■ Exercise goal
Turn every line of the records below into a JSON list of strings, with one string per line and blank lines left out.

....................

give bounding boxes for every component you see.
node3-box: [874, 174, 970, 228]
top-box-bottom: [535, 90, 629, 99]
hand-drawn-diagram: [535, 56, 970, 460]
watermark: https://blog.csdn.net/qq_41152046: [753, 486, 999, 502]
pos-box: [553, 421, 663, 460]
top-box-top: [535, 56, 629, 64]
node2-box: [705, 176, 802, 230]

....................

■ Expected output
[
  "give bounding boxes for every component you see.",
  "node3-box: [874, 174, 970, 228]",
  "top-box-bottom: [535, 90, 629, 99]",
  "hand-drawn-diagram: [535, 56, 970, 460]",
  "watermark: https://blog.csdn.net/qq_41152046: [753, 486, 999, 502]",
  "pos-box: [553, 421, 663, 460]",
  "top-box-top: [535, 56, 629, 64]",
  "node2-box: [705, 176, 802, 230]"
]